Goal ▸ Copy every line from the records below that holds the word "title".

[Start]

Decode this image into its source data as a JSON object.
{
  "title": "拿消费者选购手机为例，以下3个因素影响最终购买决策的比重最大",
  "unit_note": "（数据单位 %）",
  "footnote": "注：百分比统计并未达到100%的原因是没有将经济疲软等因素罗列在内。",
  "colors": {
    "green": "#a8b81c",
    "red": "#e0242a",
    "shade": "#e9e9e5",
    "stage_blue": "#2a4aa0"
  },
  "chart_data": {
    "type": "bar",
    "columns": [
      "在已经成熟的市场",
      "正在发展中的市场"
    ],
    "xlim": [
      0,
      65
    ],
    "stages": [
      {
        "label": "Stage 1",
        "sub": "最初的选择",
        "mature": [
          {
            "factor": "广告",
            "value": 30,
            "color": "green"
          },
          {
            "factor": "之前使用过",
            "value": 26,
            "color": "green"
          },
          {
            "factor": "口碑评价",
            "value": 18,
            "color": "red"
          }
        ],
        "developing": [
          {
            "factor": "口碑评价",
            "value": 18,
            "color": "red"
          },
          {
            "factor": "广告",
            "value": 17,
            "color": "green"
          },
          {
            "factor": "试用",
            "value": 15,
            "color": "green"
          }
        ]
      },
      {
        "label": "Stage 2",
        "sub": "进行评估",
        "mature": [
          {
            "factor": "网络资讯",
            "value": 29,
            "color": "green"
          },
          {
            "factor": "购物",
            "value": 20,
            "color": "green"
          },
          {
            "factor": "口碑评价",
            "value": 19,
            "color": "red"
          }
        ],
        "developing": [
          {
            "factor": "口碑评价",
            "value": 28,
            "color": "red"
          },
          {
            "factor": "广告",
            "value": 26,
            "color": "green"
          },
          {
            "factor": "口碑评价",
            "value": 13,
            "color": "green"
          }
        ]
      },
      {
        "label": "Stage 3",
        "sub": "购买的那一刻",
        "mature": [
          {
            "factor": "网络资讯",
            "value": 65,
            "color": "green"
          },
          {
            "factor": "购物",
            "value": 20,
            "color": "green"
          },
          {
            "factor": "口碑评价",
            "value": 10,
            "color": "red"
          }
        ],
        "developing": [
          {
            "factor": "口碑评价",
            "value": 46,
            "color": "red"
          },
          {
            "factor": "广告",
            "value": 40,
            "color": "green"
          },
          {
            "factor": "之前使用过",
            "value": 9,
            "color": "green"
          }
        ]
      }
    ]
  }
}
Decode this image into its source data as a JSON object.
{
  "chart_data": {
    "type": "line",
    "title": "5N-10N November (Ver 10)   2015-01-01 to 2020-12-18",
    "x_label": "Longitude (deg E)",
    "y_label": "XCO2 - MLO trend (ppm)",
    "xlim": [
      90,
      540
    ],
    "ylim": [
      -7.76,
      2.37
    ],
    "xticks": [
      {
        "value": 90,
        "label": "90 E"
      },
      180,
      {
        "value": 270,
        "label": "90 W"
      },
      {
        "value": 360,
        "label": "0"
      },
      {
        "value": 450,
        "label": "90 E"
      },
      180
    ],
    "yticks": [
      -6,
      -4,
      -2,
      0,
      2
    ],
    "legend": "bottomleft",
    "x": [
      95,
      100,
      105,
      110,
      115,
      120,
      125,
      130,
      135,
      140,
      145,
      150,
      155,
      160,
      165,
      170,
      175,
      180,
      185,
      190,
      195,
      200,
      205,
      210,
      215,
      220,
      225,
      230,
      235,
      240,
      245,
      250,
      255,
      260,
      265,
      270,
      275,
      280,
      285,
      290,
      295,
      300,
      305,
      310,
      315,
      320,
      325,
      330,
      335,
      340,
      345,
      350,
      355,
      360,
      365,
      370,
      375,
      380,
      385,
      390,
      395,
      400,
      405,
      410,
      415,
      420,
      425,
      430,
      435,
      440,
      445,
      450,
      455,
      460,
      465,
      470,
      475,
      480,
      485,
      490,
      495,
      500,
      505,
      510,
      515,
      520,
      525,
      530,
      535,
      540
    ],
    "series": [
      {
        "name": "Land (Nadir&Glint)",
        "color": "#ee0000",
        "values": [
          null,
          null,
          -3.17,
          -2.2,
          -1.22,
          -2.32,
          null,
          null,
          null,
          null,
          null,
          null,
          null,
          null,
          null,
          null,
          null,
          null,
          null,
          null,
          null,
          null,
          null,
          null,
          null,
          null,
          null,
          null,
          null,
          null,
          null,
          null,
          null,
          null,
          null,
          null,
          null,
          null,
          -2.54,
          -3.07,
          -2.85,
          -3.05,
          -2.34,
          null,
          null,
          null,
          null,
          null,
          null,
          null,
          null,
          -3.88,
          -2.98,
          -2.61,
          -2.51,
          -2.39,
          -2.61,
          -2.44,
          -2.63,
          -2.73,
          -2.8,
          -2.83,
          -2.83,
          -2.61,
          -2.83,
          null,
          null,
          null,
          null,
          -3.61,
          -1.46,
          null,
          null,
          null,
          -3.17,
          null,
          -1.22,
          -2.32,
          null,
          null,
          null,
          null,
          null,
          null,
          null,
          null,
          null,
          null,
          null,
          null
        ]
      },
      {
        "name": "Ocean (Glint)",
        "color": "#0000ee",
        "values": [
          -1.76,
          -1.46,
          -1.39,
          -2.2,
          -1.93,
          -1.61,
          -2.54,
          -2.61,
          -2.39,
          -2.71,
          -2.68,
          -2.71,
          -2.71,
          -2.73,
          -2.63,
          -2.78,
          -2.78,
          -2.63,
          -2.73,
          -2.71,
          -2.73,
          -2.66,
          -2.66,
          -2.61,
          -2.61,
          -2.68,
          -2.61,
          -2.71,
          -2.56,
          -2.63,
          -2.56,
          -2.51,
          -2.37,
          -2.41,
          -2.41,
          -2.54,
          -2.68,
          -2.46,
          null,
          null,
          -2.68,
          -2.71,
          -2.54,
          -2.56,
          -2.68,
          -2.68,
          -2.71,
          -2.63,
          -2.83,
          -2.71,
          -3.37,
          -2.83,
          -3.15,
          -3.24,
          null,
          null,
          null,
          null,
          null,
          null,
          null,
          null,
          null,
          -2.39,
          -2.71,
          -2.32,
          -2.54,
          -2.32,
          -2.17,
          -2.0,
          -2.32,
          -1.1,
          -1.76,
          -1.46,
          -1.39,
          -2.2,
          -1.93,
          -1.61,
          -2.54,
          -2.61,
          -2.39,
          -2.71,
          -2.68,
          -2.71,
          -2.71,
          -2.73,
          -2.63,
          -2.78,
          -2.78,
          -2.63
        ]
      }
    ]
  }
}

[End]

Complete answer ▸
  "title": "拿消费者选购手机为例，以下3个因素影响最终购买决策的比重最大",
    "title": "5N-10N November (Ver 10)   2015-01-01 to 2020-12-18",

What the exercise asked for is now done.